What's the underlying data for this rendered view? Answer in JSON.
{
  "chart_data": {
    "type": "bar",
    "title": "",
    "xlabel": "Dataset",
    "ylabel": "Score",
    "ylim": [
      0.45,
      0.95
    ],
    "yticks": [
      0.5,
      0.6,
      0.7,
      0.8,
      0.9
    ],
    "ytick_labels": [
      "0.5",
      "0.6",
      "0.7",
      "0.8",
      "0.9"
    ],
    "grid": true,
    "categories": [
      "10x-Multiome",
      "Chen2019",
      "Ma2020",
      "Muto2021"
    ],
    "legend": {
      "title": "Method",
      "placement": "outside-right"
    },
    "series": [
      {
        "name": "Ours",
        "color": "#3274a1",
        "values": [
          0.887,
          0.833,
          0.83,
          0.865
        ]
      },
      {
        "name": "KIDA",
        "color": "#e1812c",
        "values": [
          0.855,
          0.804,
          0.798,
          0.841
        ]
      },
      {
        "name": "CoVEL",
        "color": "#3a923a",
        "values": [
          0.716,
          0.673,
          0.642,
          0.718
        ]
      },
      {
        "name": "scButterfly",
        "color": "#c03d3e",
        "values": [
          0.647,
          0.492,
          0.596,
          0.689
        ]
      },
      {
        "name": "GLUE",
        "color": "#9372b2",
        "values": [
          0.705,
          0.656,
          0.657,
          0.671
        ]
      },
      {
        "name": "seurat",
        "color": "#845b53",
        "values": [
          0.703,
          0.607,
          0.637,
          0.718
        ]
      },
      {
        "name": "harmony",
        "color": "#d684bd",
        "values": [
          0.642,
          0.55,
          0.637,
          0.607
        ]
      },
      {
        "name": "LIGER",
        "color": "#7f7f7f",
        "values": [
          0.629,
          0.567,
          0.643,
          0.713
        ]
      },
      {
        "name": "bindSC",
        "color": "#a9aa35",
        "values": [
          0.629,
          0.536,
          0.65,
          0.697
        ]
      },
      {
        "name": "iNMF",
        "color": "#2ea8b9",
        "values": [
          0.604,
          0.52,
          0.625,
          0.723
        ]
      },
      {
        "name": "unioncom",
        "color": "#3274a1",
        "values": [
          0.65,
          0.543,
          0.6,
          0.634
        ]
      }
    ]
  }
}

# WORK REQUIRED
Quote each line of the data above exactly as written.

# THE OUTPUT
What's the underlying data for this rendered view? Answer in JSON.
{
  "chart_data": {
    "type": "bar",
    "title": "",
    "xlabel": "Dataset",
    "ylabel": "Score",
    "ylim": [
      0.45,
      0.95
    ],
    "yticks": [
      0.5,
      0.6,
      0.7,
      0.8,
      0.9
    ],
    "ytick_labels": [
      "0.5",
      "0.6",
      "0.7",
      "0.8",
      "0.9"
    ],
    "grid": true,
    "categories": [
      "10x-Multiome",
      "Chen2019",
      "Ma2020",
      "Muto2021"
    ],
    "legend": {
      "title": "Method",
      "placement": "outside-right"
    },
    "series": [
      {
        "name": "Ours",
        "color": "#3274a1",
        "values": [
          0.887,
          0.833,
          0.83,
          0.865
        ]
      },
      {
        "name": "KIDA",
        "color": "#e1812c",
        "values": [
          0.855,
          0.804,
          0.798,
          0.841
        ]
      },
      {
        "name": "CoVEL",
        "color": "#3a923a",
        "values": [
          0.716,
          0.673,
          0.642,
          0.718
        ]
      },
      {
        "name": "scButterfly",
        "color": "#c03d3e",
        "values": [
          0.647,
          0.492,
          0.596,
          0.689
        ]
      },
      {
        "name": "GLUE",
        "color": "#9372b2",
        "values": [
          0.705,
          0.656,
          0.657,
          0.671
        ]
      },
      {
        "name": "seurat",
        "color": "#845b53",
        "values": [
          0.703,
          0.607,
          0.637,
          0.718
        ]
      },
      {
        "name": "harmony",
        "color": "#d684bd",
        "values": [
          0.642,
          0.55,
          0.637,
          0.607
        ]
      },
      {
        "name": "LIGER",
        "color": "#7f7f7f",
        "values": [
          0.629,
          0.567,
          0.643,
          0.713
        ]
      },
      {
        "name": "bindSC",
        "color": "#a9aa35",
        "values": [
          0.629,
          0.536,
          0.65,
          0.697
        ]
      },
      {
        "name": "iNMF",
        "color": "#2ea8b9",
        "values": [
          0.604,
          0.52,
          0.625,
          0.723
        ]
      },
      {
        "name": "unioncom",
        "color": "#3274a1",
        "values": [
          0.65,
          0.543,
          0.6,
          0.634
        ]
      }
    ]
  }
}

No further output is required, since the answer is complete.